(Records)
++++
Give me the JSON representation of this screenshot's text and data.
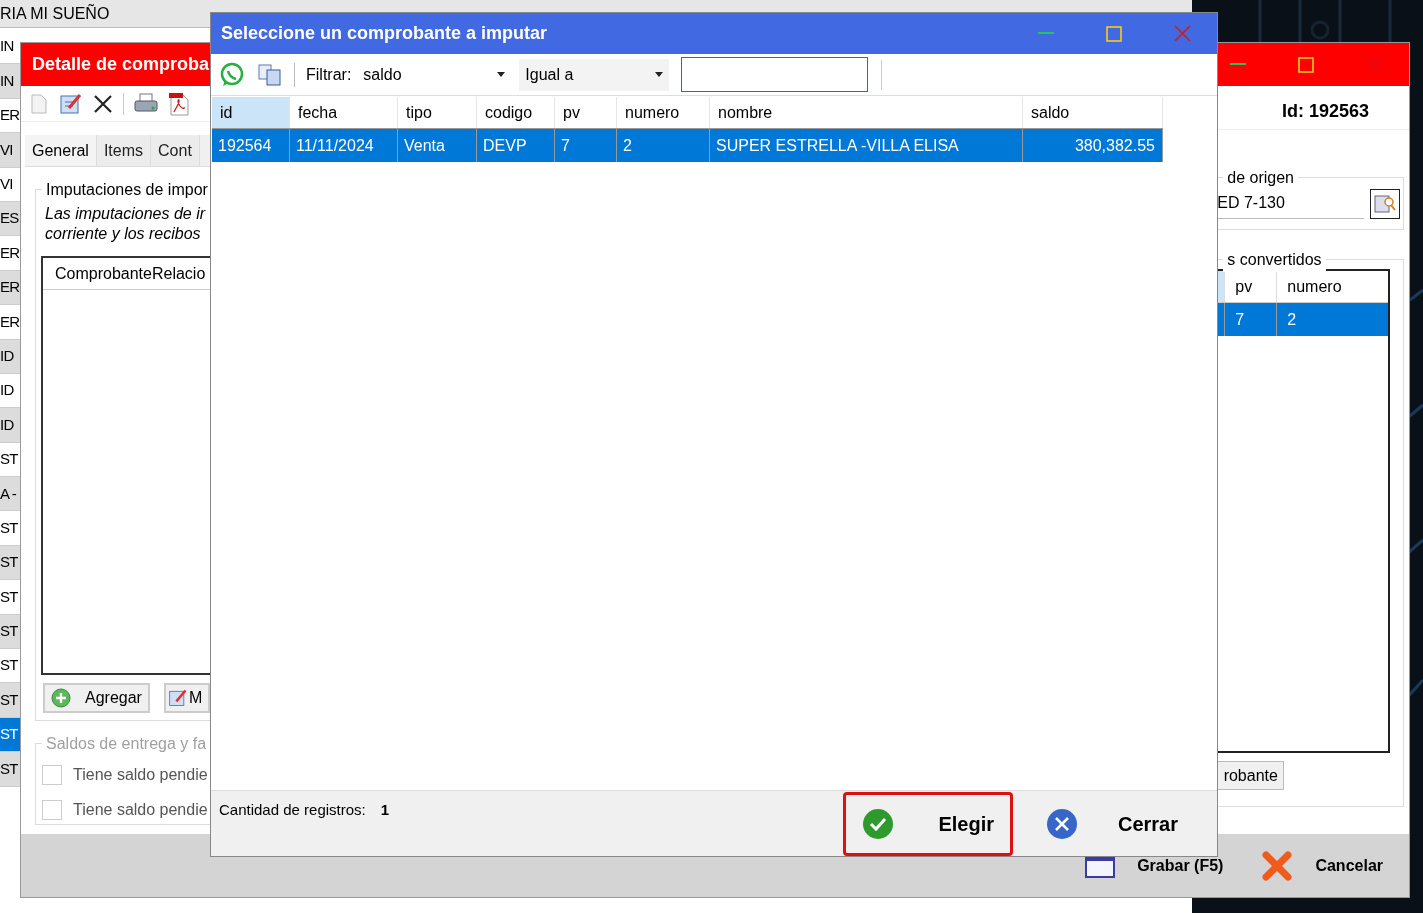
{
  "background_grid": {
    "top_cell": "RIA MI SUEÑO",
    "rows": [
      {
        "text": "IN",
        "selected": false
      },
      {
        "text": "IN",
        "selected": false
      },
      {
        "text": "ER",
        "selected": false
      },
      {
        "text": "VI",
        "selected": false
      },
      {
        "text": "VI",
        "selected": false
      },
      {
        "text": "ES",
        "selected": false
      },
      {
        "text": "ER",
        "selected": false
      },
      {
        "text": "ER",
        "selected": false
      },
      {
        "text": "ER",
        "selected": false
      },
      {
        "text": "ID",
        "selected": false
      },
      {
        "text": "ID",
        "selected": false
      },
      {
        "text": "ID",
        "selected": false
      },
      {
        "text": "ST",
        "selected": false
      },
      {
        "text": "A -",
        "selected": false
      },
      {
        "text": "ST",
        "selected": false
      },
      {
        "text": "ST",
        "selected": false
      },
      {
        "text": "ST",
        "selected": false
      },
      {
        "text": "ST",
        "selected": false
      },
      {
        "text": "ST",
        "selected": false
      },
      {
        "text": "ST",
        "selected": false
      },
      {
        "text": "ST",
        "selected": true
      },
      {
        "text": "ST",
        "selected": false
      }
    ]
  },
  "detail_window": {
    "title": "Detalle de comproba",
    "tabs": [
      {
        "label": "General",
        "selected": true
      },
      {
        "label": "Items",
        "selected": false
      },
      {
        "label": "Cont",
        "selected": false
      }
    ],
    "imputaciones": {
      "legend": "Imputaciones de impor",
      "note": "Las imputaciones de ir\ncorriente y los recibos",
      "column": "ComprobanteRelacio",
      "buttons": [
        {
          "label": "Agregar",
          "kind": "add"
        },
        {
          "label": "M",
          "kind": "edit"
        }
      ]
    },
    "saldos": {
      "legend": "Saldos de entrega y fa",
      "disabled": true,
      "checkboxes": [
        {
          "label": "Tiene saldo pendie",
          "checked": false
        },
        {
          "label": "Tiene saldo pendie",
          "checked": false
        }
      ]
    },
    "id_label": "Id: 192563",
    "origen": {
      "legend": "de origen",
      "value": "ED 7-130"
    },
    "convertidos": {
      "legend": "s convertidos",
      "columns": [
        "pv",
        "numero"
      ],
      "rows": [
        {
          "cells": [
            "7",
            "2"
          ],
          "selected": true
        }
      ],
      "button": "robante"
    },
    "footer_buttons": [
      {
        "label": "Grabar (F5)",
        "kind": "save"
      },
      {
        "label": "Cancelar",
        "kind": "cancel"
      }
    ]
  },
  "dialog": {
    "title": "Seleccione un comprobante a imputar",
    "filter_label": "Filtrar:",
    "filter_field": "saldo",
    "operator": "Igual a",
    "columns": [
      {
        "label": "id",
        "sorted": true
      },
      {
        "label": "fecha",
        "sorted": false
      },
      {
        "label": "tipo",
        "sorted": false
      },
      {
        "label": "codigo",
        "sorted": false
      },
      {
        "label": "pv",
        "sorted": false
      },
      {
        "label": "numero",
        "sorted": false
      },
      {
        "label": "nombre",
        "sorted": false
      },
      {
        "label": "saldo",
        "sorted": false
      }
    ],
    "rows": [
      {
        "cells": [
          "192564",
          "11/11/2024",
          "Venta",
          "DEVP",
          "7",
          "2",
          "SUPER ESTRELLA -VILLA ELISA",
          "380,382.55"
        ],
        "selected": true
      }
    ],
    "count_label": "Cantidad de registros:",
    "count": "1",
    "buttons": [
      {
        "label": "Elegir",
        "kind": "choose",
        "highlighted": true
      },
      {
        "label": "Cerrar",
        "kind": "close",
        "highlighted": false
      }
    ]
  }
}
++++
Take the entries shown above and quote them verbatim, passing over the pictures.

Give me the JSON representation of this screenshot's text and data.
{
  "background_grid": {
    "top_cell": "RIA MI SUEÑO",
    "rows": [
      {
        "text": "IN",
        "selected": false
      },
      {
        "text": "IN",
        "selected": false
      },
      {
        "text": "ER",
        "selected": false
      },
      {
        "text": "VI",
        "selected": false
      },
      {
        "text": "VI",
        "selected": false
      },
      {
        "text": "ES",
        "selected": false
      },
      {
        "text": "ER",
        "selected": false
      },
      {
        "text": "ER",
        "selected": false
      },
      {
        "text": "ER",
        "selected": false
      },
      {
        "text": "ID",
        "selected": false
      },
      {
        "text": "ID",
        "selected": false
      },
      {
        "text": "ID",
        "selected": false
      },
      {
        "text": "ST",
        "selected": false
      },
      {
        "text": "A -",
        "selected": false
      },
      {
        "text": "ST",
        "selected": false
      },
      {
        "text": "ST",
        "selected": false
      },
      {
        "text": "ST",
        "selected": false
      },
      {
        "text": "ST",
        "selected": false
      },
      {
        "text": "ST",
        "selected": false
      },
      {
        "text": "ST",
        "selected": false
      },
      {
        "text": "ST",
        "selected": true
      },
      {
        "text": "ST",
        "selected": false
      }
    ]
  },
  "detail_window": {
    "title": "Detalle de comproba",
    "tabs": [
      {
        "label": "General",
        "selected": true
      },
      {
        "label": "Items",
        "selected": false
      },
      {
        "label": "Cont",
        "selected": false
      }
    ],
    "imputaciones": {
      "legend": "Imputaciones de impor",
      "note": "Las imputaciones de ir\ncorriente y los recibos",
      "column": "ComprobanteRelacio",
      "buttons": [
        {
          "label": "Agregar",
          "kind": "add"
        },
        {
          "label": "M",
          "kind": "edit"
        }
      ]
    },
    "saldos": {
      "legend": "Saldos de entrega y fa",
      "disabled": true,
      "checkboxes": [
        {
          "label": "Tiene saldo pendie",
          "checked": false
        },
        {
          "label": "Tiene saldo pendie",
          "checked": false
        }
      ]
    },
    "id_label": "Id: 192563",
    "origen": {
      "legend": "de origen",
      "value": "ED 7-130"
    },
    "convertidos": {
      "legend": "s convertidos",
      "columns": [
        "pv",
        "numero"
      ],
      "rows": [
        {
          "cells": [
            "7",
            "2"
          ],
          "selected": true
        }
      ],
      "button": "robante"
    },
    "footer_buttons": [
      {
        "label": "Grabar (F5)",
        "kind": "save"
      },
      {
        "label": "Cancelar",
        "kind": "cancel"
      }
    ]
  },
  "dialog": {
    "title": "Seleccione un comprobante a imputar",
    "filter_label": "Filtrar:",
    "filter_field": "saldo",
    "operator": "Igual a",
    "columns": [
      {
        "label": "id",
        "sorted": true
      },
      {
        "label": "fecha",
        "sorted": false
      },
      {
        "label": "tipo",
        "sorted": false
      },
      {
        "label": "codigo",
        "sorted": false
      },
      {
        "label": "pv",
        "sorted": false
      },
      {
        "label": "numero",
        "sorted": false
      },
      {
        "label": "nombre",
        "sorted": false
      },
      {
        "label": "saldo",
        "sorted": false
      }
    ],
    "rows": [
      {
        "cells": [
          "192564",
          "11/11/2024",
          "Venta",
          "DEVP",
          "7",
          "2",
          "SUPER ESTRELLA -VILLA ELISA",
          "380,382.55"
        ],
        "selected": true
      }
    ],
    "count_label": "Cantidad de registros:",
    "count": "1",
    "buttons": [
      {
        "label": "Elegir",
        "kind": "choose",
        "highlighted": true
      },
      {
        "label": "Cerrar",
        "kind": "close",
        "highlighted": false
      }
    ]
  }
}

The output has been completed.